Japanese Noodle Soup Base / Mentsuyu(Concentrated)

This concentrated soup base can be used not only for Japanese noodle soups but also as a dipping sauce for tempura or deep-fried tofu, seasoning for pasta or slow-cooked vegetables and so many others. It is one of the must-have super seasonings in our fridge!


  • 1 1/4cup (300ml)Mirin

  • 3/4cup+2TBS (200ml) Sake

  • 4pc 1x5" (20g) Kombu (Dried Kelp)

  • 2cups+2TBS (500ml) Soy Sauce or Tamari

  • 2cups packed (50g) Katsuobushi (Dried Bonito Flakes)


  1. Put mirin, sake, and kombu in a medium-sized pot overnight

  2. Cook the mixture over med heat

  3. When you start seeing the bubbles on the surface, add soy sauce

  4. When it gets bubbly again, add Katsuobushi

  5. Reduce the heat to low and simmer for 5 mins

  6. Stop the fire and set aside for 10 mins

  7. Strain the soup and store it in a glass jar in the refrigerator

*This soup is concentrated, so mix with about triple the amount of water when you use (water:soup base = 3:1)

=-=-=

■ **Task**
From the mentsuyu recipe, return word for word the passage between "This concentrated soup" and "in our fridge!", inclusive. The lines after this point come from a different source.

■ **Source data**
=-=-=

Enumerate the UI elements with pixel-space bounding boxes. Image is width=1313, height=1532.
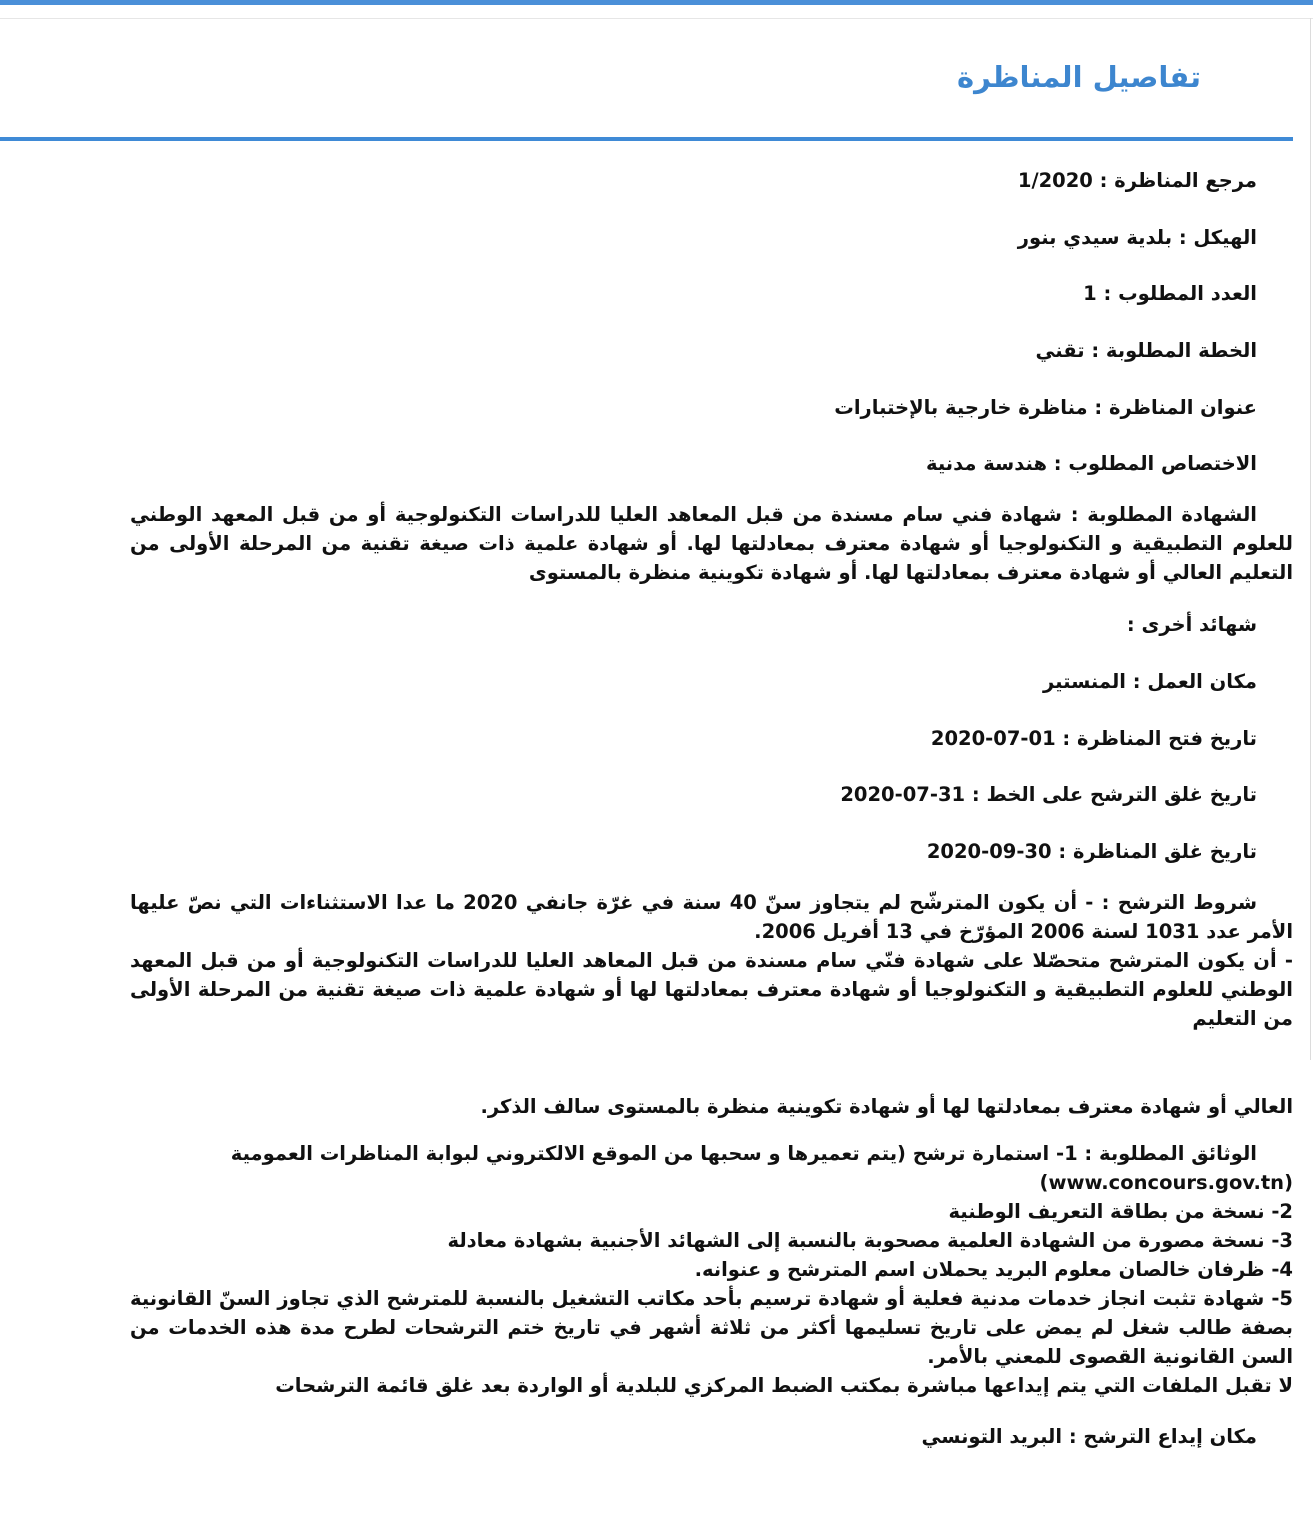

=-=-=

■ **Written solution**
This concentrated soup base can be used not only for Japanese noodle soups but also as a dipping sauce for tempura or deep-fried tofu, seasoning for pasta or slow-cooked vegetables and so many others. It is one of the must-have super seasonings in our fridge!